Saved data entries
▬▬▬▬▬▬▬▬▬▬
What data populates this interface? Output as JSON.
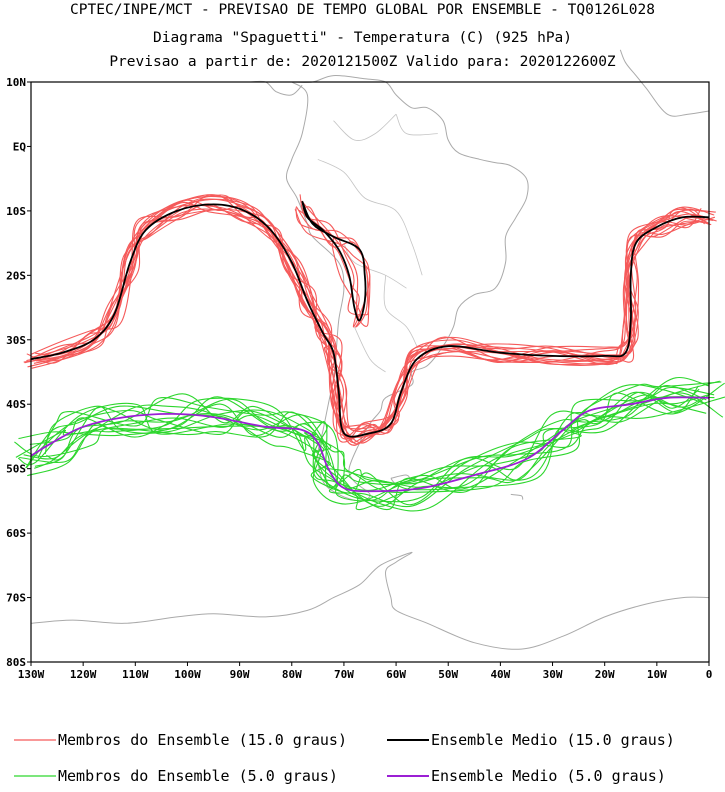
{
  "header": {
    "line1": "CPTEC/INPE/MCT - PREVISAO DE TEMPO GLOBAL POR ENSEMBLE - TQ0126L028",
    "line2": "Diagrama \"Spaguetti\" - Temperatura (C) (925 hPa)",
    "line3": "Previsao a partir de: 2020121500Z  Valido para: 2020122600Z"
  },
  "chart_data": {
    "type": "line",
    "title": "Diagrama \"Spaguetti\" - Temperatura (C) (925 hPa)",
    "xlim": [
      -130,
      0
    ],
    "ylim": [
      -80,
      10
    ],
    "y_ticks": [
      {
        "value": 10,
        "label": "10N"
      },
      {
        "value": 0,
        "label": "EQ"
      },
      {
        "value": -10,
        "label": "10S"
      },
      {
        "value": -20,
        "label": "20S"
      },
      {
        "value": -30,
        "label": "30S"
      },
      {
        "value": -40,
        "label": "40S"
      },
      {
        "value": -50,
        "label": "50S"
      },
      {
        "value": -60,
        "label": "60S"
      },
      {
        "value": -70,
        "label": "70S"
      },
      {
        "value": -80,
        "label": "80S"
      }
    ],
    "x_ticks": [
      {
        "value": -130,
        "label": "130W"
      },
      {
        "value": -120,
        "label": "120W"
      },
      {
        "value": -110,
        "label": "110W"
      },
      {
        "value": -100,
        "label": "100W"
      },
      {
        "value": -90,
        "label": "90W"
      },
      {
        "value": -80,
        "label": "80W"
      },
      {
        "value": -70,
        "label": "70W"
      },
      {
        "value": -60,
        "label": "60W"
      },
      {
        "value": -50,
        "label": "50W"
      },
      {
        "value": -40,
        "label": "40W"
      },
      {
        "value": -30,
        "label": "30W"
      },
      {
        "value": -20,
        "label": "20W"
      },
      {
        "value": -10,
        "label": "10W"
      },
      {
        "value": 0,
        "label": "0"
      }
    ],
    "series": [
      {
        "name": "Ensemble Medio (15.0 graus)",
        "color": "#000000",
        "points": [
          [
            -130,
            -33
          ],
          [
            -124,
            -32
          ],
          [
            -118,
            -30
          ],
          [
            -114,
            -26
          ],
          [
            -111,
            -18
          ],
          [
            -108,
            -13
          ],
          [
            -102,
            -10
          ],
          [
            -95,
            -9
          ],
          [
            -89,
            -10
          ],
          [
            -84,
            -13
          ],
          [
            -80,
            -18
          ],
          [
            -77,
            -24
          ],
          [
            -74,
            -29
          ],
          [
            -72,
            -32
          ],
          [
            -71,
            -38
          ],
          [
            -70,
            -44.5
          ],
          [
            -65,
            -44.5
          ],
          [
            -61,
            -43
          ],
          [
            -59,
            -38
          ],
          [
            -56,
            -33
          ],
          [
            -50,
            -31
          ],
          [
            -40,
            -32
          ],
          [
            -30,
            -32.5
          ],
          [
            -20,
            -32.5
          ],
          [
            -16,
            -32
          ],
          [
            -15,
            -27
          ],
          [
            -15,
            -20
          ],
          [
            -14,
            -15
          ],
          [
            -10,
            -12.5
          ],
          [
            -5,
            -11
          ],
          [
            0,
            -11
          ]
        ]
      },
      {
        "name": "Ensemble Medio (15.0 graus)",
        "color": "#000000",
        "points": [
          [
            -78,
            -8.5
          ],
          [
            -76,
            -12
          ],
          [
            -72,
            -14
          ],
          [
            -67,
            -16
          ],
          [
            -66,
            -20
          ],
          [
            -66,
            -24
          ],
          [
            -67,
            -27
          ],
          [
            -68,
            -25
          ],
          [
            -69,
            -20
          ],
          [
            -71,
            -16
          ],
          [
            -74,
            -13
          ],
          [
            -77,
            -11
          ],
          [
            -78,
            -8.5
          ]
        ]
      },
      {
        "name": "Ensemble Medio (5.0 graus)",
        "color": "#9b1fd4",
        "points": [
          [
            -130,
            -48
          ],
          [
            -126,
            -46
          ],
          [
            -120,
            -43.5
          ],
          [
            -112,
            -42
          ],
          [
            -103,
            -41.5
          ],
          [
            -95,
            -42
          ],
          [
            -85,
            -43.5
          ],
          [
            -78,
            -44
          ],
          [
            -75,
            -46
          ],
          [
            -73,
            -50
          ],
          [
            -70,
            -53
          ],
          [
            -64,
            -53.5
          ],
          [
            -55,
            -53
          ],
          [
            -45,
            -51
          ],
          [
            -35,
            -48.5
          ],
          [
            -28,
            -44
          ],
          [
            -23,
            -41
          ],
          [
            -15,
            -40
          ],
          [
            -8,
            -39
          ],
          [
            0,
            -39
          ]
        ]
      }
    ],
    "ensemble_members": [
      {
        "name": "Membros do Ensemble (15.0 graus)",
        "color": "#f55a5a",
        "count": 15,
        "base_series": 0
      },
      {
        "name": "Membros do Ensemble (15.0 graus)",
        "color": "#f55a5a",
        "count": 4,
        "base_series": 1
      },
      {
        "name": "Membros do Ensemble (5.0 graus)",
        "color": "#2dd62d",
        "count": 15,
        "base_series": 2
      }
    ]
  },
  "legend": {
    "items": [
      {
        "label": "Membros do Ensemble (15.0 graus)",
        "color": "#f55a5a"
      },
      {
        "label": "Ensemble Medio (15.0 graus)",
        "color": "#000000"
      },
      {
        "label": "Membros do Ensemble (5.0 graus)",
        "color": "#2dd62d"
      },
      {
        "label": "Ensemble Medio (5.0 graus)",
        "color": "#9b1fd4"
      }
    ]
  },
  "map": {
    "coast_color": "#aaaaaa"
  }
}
▬▬▬▬▬▬▬▬▬▬
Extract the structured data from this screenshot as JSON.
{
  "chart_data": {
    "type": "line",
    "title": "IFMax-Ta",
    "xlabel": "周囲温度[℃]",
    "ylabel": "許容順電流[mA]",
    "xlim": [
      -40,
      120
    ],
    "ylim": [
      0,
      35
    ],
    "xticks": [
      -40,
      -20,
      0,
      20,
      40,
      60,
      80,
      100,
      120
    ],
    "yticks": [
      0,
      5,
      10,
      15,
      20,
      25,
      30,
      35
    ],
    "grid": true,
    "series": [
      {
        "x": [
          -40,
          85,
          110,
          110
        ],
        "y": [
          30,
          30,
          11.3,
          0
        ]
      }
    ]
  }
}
▬▬▬▬▬▬▬▬▬▬
EXERCISE
Give the count of lines in the records that contain "Temperatura", and no other text.

EXERCISE SOLUTION
2